§ Direction A
Please rename "data-point-colorfringes" to "data-point-color-fringes" in the rows from the one containing "x-tick-label: 10 (549, 654, 563, 669)" through the one containing "data-point-wgnu (414, 350, 425, 361)", and give back only those rows with everything else kept the same.

§ Passage provided
- Map of Tennessee House districts with the 32nd District shaded in red
- Representative:
|  | Monty Fritts R–Cleveland |
since 2023
- Demographics: 88.3% White 2.2% Black 5.3% Hispanic 0.7% Asian 3.1% Multiracial
- Population (2024): 73,609

= Tennessee House of Representatives 32nd district =

American legislative district

The Tennessee House of Representatives 32nd district is one of the 99 legislative districts in the lower house of the Tennessee General Assembly. The district is located in East Tennessee and covers part of Loudon and Roane counties. The district includes Harriman, Lenoir City, Rockwood, Kingston, and the western half of Oak Ridge. Watts Bar Lake stretches across the middle of the district. The rest of the district is unincorporated and mostly rural. Monty Fritts has represented the district since 2023.

== Demographics ==
The Tennessee Comptroller estimates the population as of 2024 at 73,609.

§ Direction B
Duplicate the stretch of the passage on the Tennessee House 32nd district from "American legislative district" through "district since 2023." word for word.

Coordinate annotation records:
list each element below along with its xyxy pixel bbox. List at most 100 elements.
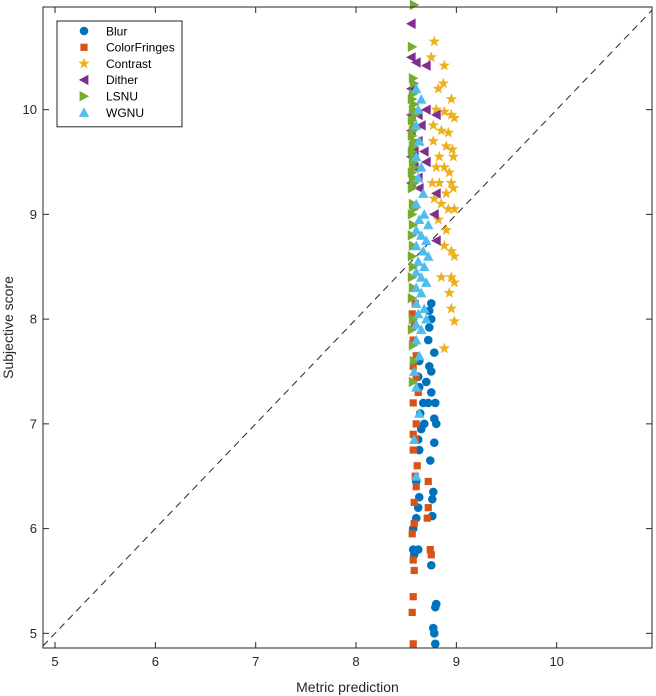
x-tick-label: 10 (549, 654, 563, 669)
data-point-blur (429, 438, 439, 448)
data-point-colorfringes (409, 362, 417, 370)
data-point-lsnu (408, 219, 419, 231)
data-point-blur (413, 545, 423, 554)
x-tick-label: 9 (453, 654, 460, 669)
data-point-colorfringes (410, 498, 418, 507)
data-point-blur (423, 335, 433, 345)
data-point-lsnu (407, 324, 418, 335)
data-point-wgnu (418, 245, 429, 256)
data-point-blur (430, 398, 440, 408)
data-point-blur (426, 560, 436, 570)
data-point-contrast (433, 150, 446, 162)
legend-marker-contrast (78, 57, 90, 69)
data-point-blur (428, 623, 438, 633)
data-point-colorfringes (409, 399, 417, 407)
data-point-contrast (427, 119, 439, 131)
data-point-wgnu (418, 188, 429, 198)
data-point-wgnu (419, 303, 430, 314)
data-point-dither (429, 209, 439, 220)
data-point-wgnu (413, 308, 424, 319)
data-point-lsnu (407, 272, 418, 283)
data-point-wgnu (423, 251, 434, 261)
data-point-colorfringes (412, 483, 420, 491)
data-point-lsnu (408, 261, 419, 272)
data-point-wgnu (413, 256, 424, 266)
data-point-wgnu (414, 350, 425, 361)
data-point-contrast (440, 140, 453, 152)
data-point-wgnu (411, 240, 422, 251)
data-point-colorfringes (413, 462, 421, 470)
data-point-contrast (445, 93, 458, 105)
data-point-contrast (430, 103, 442, 115)
data-point-contrast (435, 271, 448, 283)
data-point-wgnu (416, 272, 427, 282)
y-tick-label: 10 (23, 102, 37, 117)
data-point-dither (411, 57, 421, 68)
data-point-wgnu (411, 266, 422, 277)
data-point-dither (421, 156, 431, 168)
data-point-blur (424, 323, 434, 332)
data-point-wgnu (411, 282, 422, 293)
legend-marker-colorfringes (80, 43, 88, 51)
identity-reference-line (42, 9, 653, 647)
data-point-blur (414, 445, 424, 455)
data-point-contrast (435, 197, 448, 209)
data-point-lsnu (409, 0, 420, 11)
x-axis-label: Metric prediction (296, 679, 399, 695)
data-point-wgnu (416, 287, 427, 298)
data-point-contrast (447, 150, 460, 162)
data-point-contrast (430, 161, 442, 173)
data-point-colorfringes (408, 608, 416, 616)
data-point-dither (406, 18, 416, 29)
legend-label-contrast: Contrast (106, 57, 152, 71)
data-point-contrast (448, 276, 461, 288)
data-point-contrast (448, 112, 461, 123)
data-point-blur (429, 414, 439, 423)
data-point-contrast (448, 315, 461, 327)
data-point-contrast (448, 203, 461, 214)
data-point-contrast (445, 271, 458, 283)
data-point-wgnu (411, 334, 422, 345)
data-point-wgnu (411, 319, 422, 329)
data-point-lsnu (407, 251, 418, 262)
data-point-blur (425, 456, 435, 465)
data-point-wgnu (421, 235, 432, 245)
data-point-contrast (426, 176, 438, 188)
data-point-colorfringes (424, 504, 432, 512)
data-point-contrast (425, 51, 437, 63)
data-point-lsnu (408, 340, 419, 351)
data-point-colorfringes (409, 336, 417, 344)
x-tick-label: 8 (352, 654, 359, 669)
legend-marker-wgnu (78, 107, 90, 117)
data-point-lsnu (407, 209, 418, 220)
data-point-dither (419, 146, 429, 157)
data-point-contrast (438, 161, 451, 173)
data-point-wgnu (411, 382, 422, 392)
data-point-contrast (445, 108, 458, 120)
y-tick-label: 7 (30, 416, 37, 431)
data-point-wgnu (416, 230, 427, 240)
data-point-contrast (437, 77, 450, 89)
data-point-blur (419, 419, 429, 429)
data-point-colorfringes (414, 388, 422, 397)
data-point-contrast (445, 245, 458, 256)
data-point-blur (423, 398, 433, 408)
data-point-wgnu (419, 261, 430, 272)
data-point-wgnu (414, 135, 425, 146)
data-point-blur (421, 377, 431, 387)
legend-label-dither: Dither (106, 73, 138, 87)
x-tick-label: 6 (152, 654, 159, 669)
data-point-lsnu (407, 292, 418, 304)
series-wgnu (409, 83, 434, 481)
data-point-dither (414, 183, 424, 194)
data-point-contrast (440, 224, 453, 235)
data-point-blur (430, 639, 440, 649)
data-point-dither (431, 235, 441, 246)
legend-box (56, 20, 183, 128)
data-point-dither (431, 109, 441, 121)
data-point-lsnu (409, 355, 420, 367)
data-point-wgnu (413, 172, 424, 183)
reference-line-layer (42, 9, 653, 647)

§ Full answer A
x-tick-label: 10 (549, 654, 563, 669)
data-point-blur (429, 438, 439, 448)
data-point-color-fringes (409, 362, 417, 370)
data-point-lsnu (408, 219, 419, 231)
data-point-blur (413, 545, 423, 554)
x-tick-label: 9 (453, 654, 460, 669)
data-point-color-fringes (410, 498, 418, 507)
data-point-blur (423, 335, 433, 345)
data-point-lsnu (407, 324, 418, 335)
data-point-wgnu (418, 245, 429, 256)
data-point-blur (430, 398, 440, 408)
data-point-blur (426, 560, 436, 570)
data-point-contrast (433, 150, 446, 162)
legend-marker-contrast (78, 57, 90, 69)
data-point-blur (428, 623, 438, 633)
data-point-color-fringes (409, 399, 417, 407)
data-point-contrast (427, 119, 439, 131)
data-point-wgnu (418, 188, 429, 198)
data-point-wgnu (419, 303, 430, 314)
data-point-dither (429, 209, 439, 220)
data-point-wgnu (413, 308, 424, 319)
data-point-lsnu (407, 272, 418, 283)
data-point-wgnu (423, 251, 434, 261)
data-point-color-fringes (412, 483, 420, 491)
data-point-lsnu (408, 261, 419, 272)
data-point-wgnu (413, 256, 424, 266)
data-point-wgnu (414, 350, 425, 361)

§ Full answer B
American legislative district

The Tennessee House of Representatives 32nd district is one of the 99 legislative districts in the lower house of the Tennessee General Assembly. The district is located in East Tennessee and covers part of Loudon and Roane counties. The district includes Harriman, Lenoir City, Rockwood, Kingston, and the western half of Oak Ridge. Watts Bar Lake stretches across the middle of the district. The rest of the district is unincorporated and mostly rural. Monty Fritts has represented the district since 2023.